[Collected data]
** START **

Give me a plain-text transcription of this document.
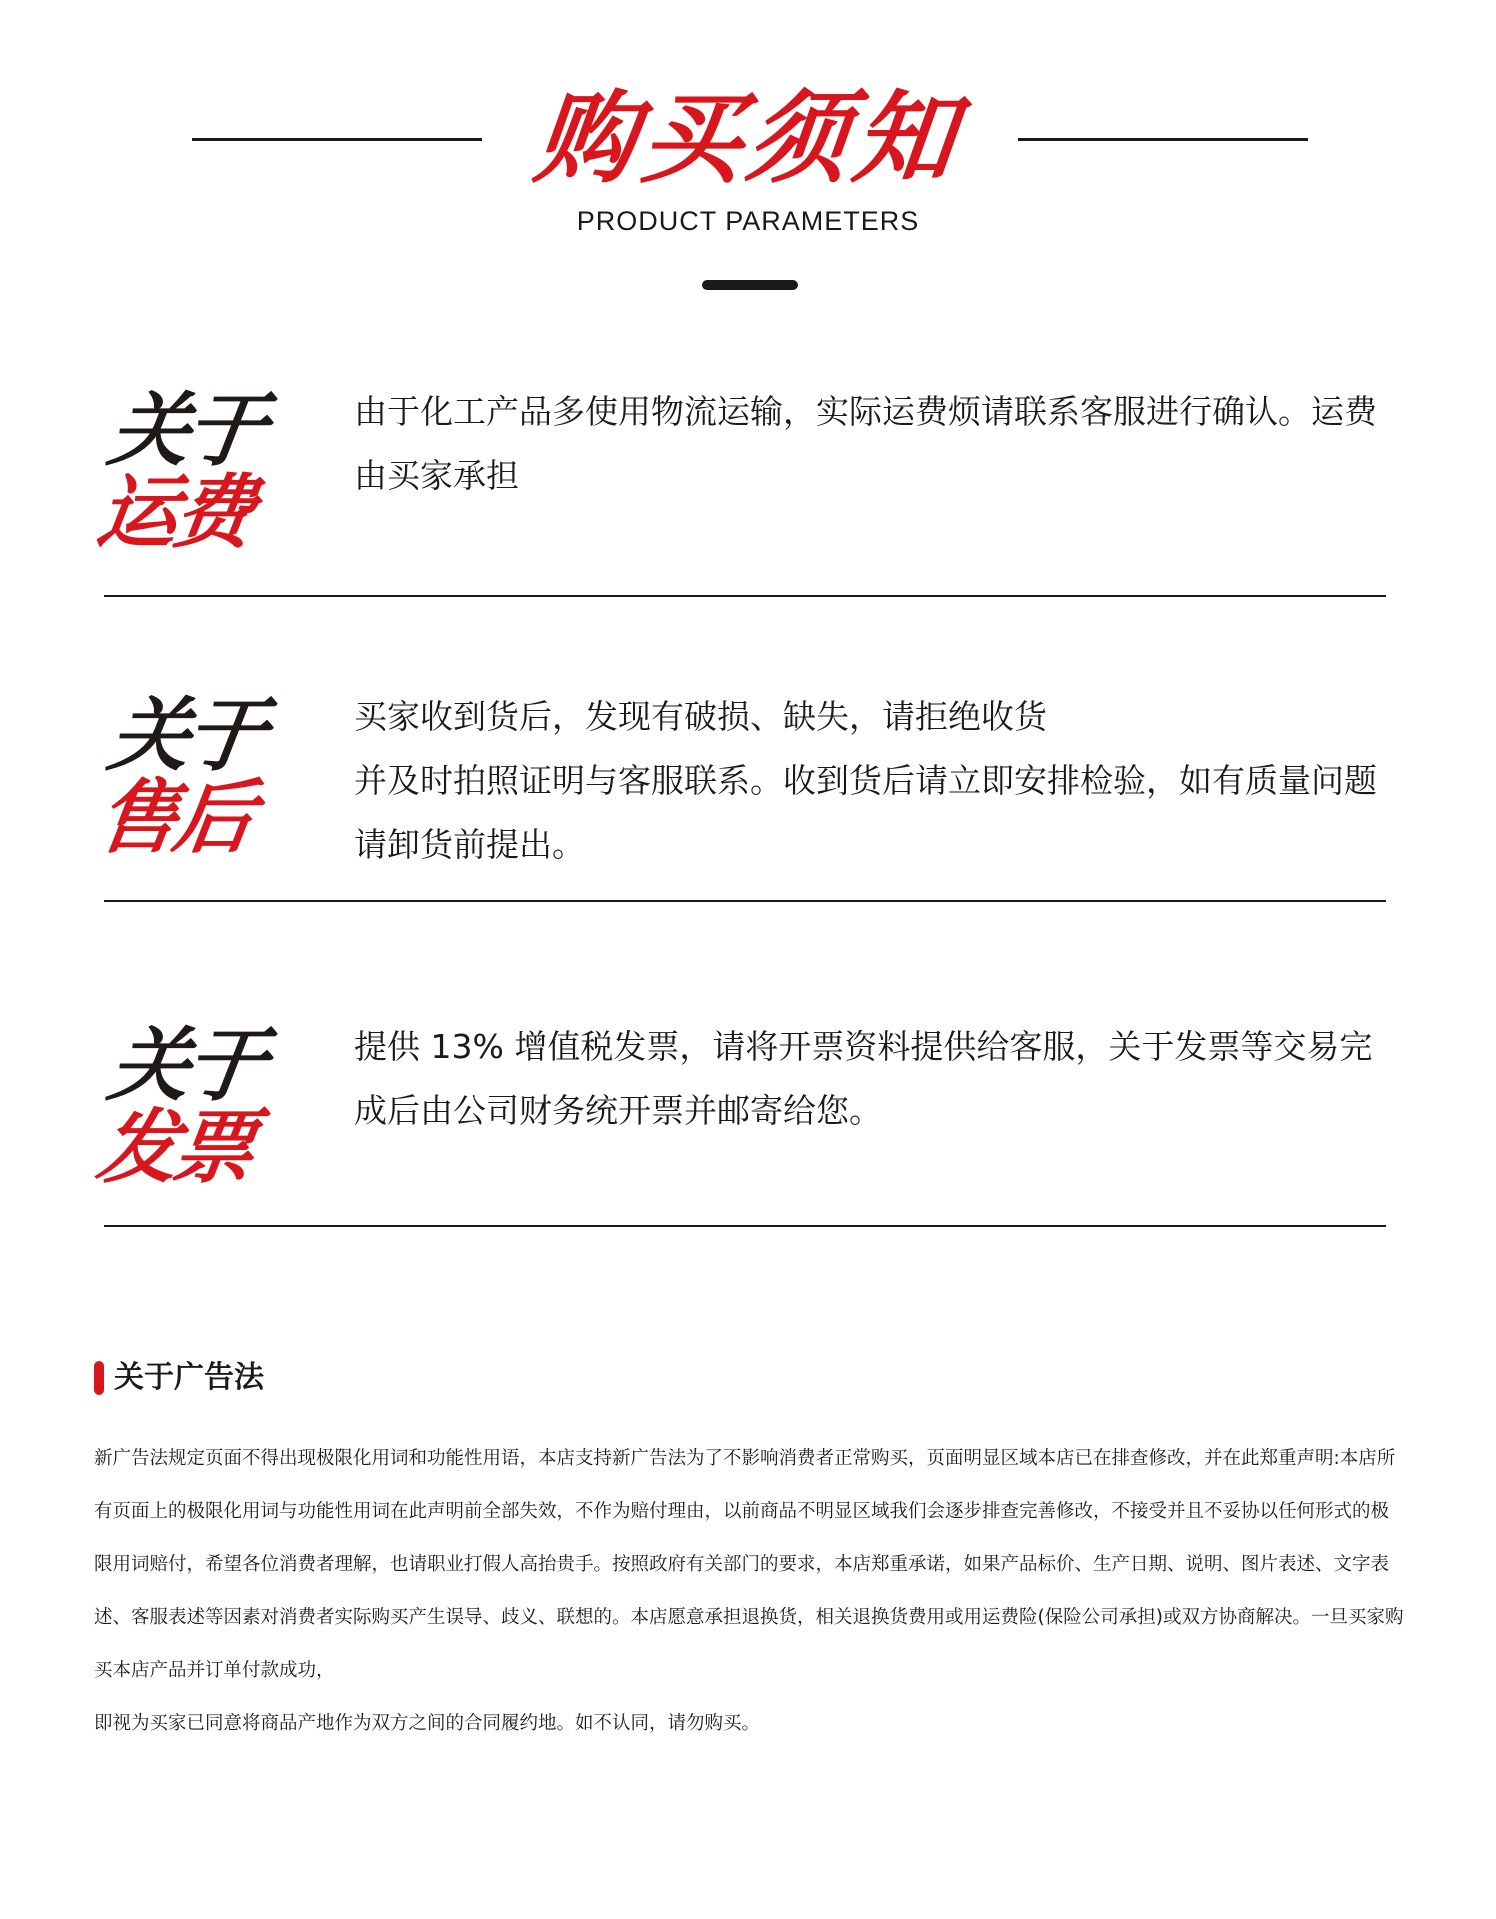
购买须知
PRODUCT PARAMETERS
关于
运费

由于化工产品多使用物流运输，实际运费烦请联系客服进行确认。运费由买家承担

关于
售后

买家收到货后，发现有破损、缺失，请拒绝收货

并及时拍照证明与客服联系。收到货后请立即安排检验，如有质量问题请卸货前提出。

关于
发票

提供 13% 增值税发票，请将开票资料提供给客服，关于发票等交易完成后由公司财务统开票并邮寄给您。

关于广告法

新广告法规定页面不得出现极限化用词和功能性用语，本店支持新广告法为了不影响消费者正常购买，页面明显区域本店已在排查修改，并在此郑重声明:本店所有页面上的极限化用词与功能性用词在此声明前全部失效，不作为赔付理由，以前商品不明显区域我们会逐步排查完善修改，不接受并且不妥协以任何形式的极限用词赔付，希望各位消费者理解，也请职业打假人高抬贵手。按照政府有关部门的要求，本店郑重承诺，如果产品标价、生产日期、说明、图片表述、文字表述、客服表述等因素对消费者实际购买产生误导、歧义、联想的。本店愿意承担退换货，相关退换货费用或用运费险(保险公司承担)或双方协商解决。一旦买家购买本店产品并订单付款成功，

即视为买家已同意将商品产地作为双方之间的合同履约地。如不认同，请勿购买。
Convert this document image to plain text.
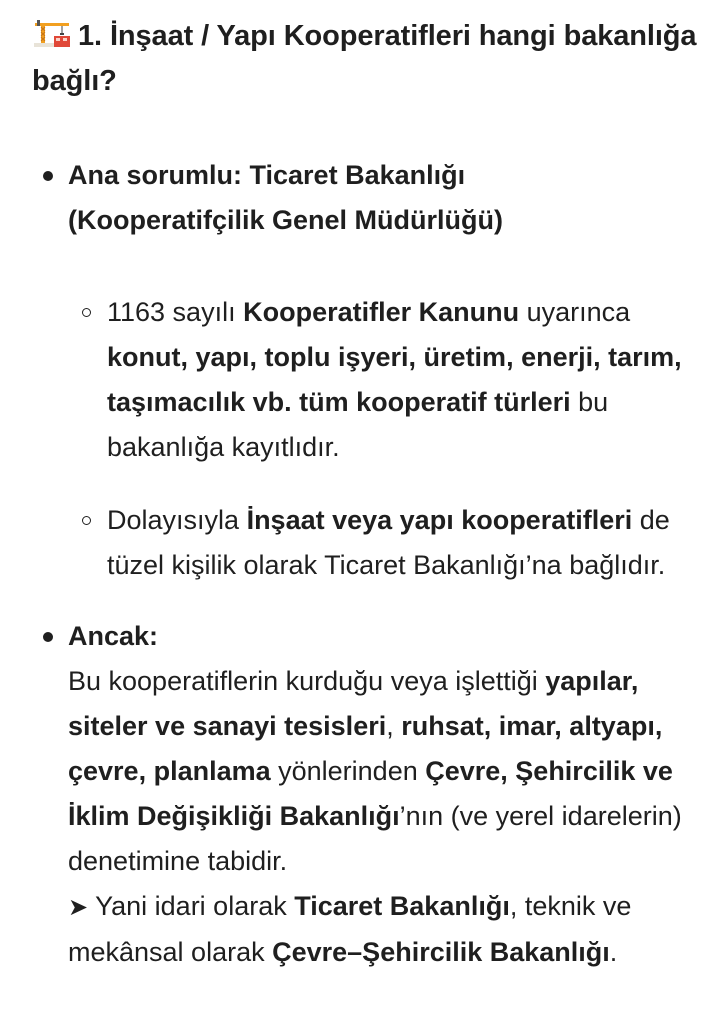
1. İnşaat / Yapı Kooperatifleri hangi bakanlığa bağlı?
Ana sorumlu: Ticaret Bakanlığı
(Kooperatifçilik Genel Müdürlüğü)
1163 sayılı Kooperatifler Kanunu uyarınca konut, yapı, toplu işyeri, üretim, enerji, tarım, taşımacılık vb. tüm kooperatif türleri bu bakanlığa kayıtlıdır.
Dolayısıyla İnşaat veya yapı kooperatifleri de tüzel kişilik olarak Ticaret Bakanlığı’na bağlıdır.
Ancak:
Bu kooperatiflerin kurduğu veya işlettiği yapılar, siteler ve sanayi tesisleri, ruhsat, imar, altyapı, çevre, planlama yönlerinden Çevre, Şehircilik ve İklim Değişikliği Bakanlığı’nın (ve yerel idarelerin) denetimine tabidir.
➤ Yani idari olarak Ticaret Bakanlığı, teknik ve mekânsal olarak Çevre–Şehircilik Bakanlığı.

** END **

* _Problem requirements_
Leaving aside the images, write out the entries above word for word.

* _Finished task_
Give me a plain-text transcription of this document.
购买须知
PRODUCT PARAMETERS
关于
运费

由于化工产品多使用物流运输，实际运费烦请联系客服进行确认。运费由买家承担

关于
售后

买家收到货后，发现有破损、缺失，请拒绝收货

并及时拍照证明与客服联系。收到货后请立即安排检验，如有质量问题请卸货前提出。

关于
发票

提供 13% 增值税发票，请将开票资料提供给客服，关于发票等交易完成后由公司财务统开票并邮寄给您。

关于广告法

新广告法规定页面不得出现极限化用词和功能性用语，本店支持新广告法为了不影响消费者正常购买，页面明显区域本店已在排查修改，并在此郑重声明:本店所有页面上的极限化用词与功能性用词在此声明前全部失效，不作为赔付理由，以前商品不明显区域我们会逐步排查完善修改，不接受并且不妥协以任何形式的极限用词赔付，希望各位消费者理解，也请职业打假人高抬贵手。按照政府有关部门的要求，本店郑重承诺，如果产品标价、生产日期、说明、图片表述、文字表述、客服表述等因素对消费者实际购买产生误导、歧义、联想的。本店愿意承担退换货，相关退换货费用或用运费险(保险公司承担)或双方协商解决。一旦买家购买本店产品并订单付款成功，

即视为买家已同意将商品产地作为双方之间的合同履约地。如不认同，请勿购买。
Convert this document image to plain text.
1. İnşaat / Yapı Kooperatifleri hangi bakanlığa bağlı?
Ana sorumlu: Ticaret Bakanlığı
(Kooperatifçilik Genel Müdürlüğü)
1163 sayılı Kooperatifler Kanunu uyarınca konut, yapı, toplu işyeri, üretim, enerji, tarım, taşımacılık vb. tüm kooperatif türleri bu bakanlığa kayıtlıdır.
Dolayısıyla İnşaat veya yapı kooperatifleri de tüzel kişilik olarak Ticaret Bakanlığı’na bağlıdır.
Ancak:
Bu kooperatiflerin kurduğu veya işlettiği yapılar, siteler ve sanayi tesisleri, ruhsat, imar, altyapı, çevre, planlama yönlerinden Çevre, Şehircilik ve İklim Değişikliği Bakanlığı’nın (ve yerel idarelerin) denetimine tabidir.
➤ Yani idari olarak Ticaret Bakanlığı, teknik ve mekânsal olarak Çevre–Şehircilik Bakanlığı.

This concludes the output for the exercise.